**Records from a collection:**
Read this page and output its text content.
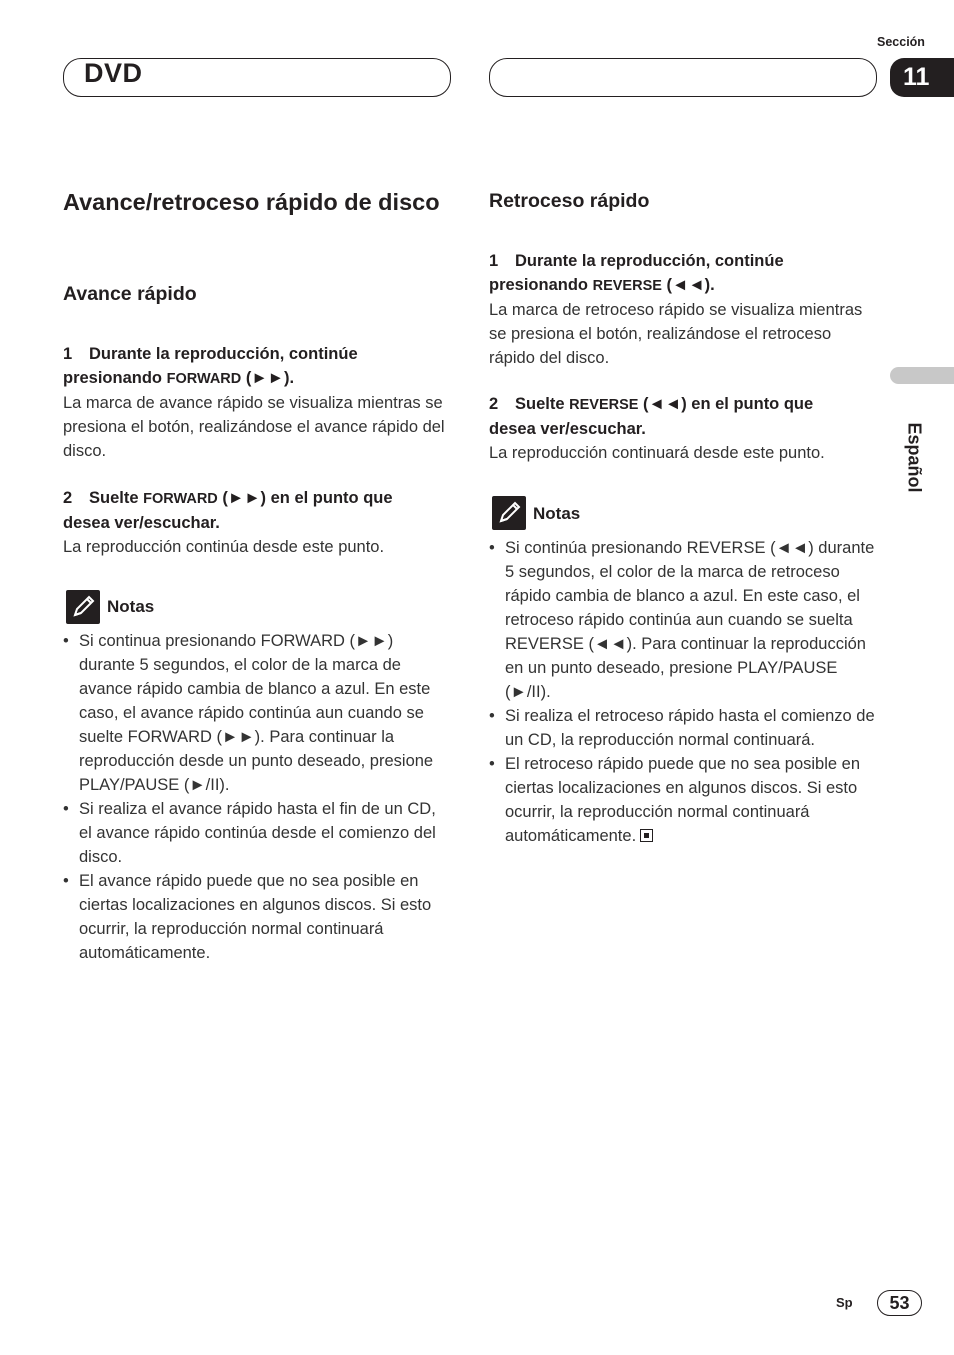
DVD
Sección
11
Español
Avance/retroceso rápido de disco
Avance rápido
1 Durante la reproducción, continúe presionando FORWARD (►►).
La marca de avance rápido se visualiza mientras se presiona el botón, realizándose el avance rápido del disco.
2 Suelte FORWARD (►►) en el punto que desea ver/escuchar.
La reproducción continúa desde este punto.
Notas
• Si continua presionando FORWARD (►►) durante 5 segundos, el color de la marca de avance rápido cambia de blanco a azul. En este caso, el avance rápido continúa aun cuando se suelte FORWARD (►►). Para continuar la reproducción desde un punto deseado, presione PLAY/PAUSE (►/II).
• Si realiza el avance rápido hasta el fin de un CD, el avance rápido continúa desde el comienzo del disco.
• El avance rápido puede que no sea posible en ciertas localizaciones en algunos discos. Si esto ocurrir, la reproducción normal continuará automáticamente.
Retroceso rápido
1 Durante la reproducción, continúe presionando REVERSE (◄◄).
La marca de retroceso rápido se visualiza mientras se presiona el botón, realizándose el retroceso rápido del disco.
2 Suelte REVERSE (◄◄) en el punto que desea ver/escuchar.
La reproducción continuará desde este punto.
Notas
• Si continúa presionando REVERSE (◄◄) durante 5 segundos, el color de la marca de retroceso rápido cambia de blanco a azul. En este caso, el retroceso rápido continúa aun cuando se suelta REVERSE (◄◄). Para continuar la reproducción en un punto deseado, presione PLAY/PAUSE (►/II).
• Si realiza el retroceso rápido hasta el comienzo de un CD, la reproducción normal continuará.
• El retroceso rápido puede que no sea posible en ciertas localizaciones en algunos discos. Si esto ocurrir, la reproducción normal continuará automáticamente.
Sp	53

**Problem description:**
Scan the listing above and identify each line holding the string "realiza"; copy every such line.

**Exercise result:**
• Si realiza el avance rápido hasta el fin de un CD, el avance rápido continúa desde el comienzo del disco.
• Si realiza el retroceso rápido hasta el comienzo de un CD, la reproducción normal continuará.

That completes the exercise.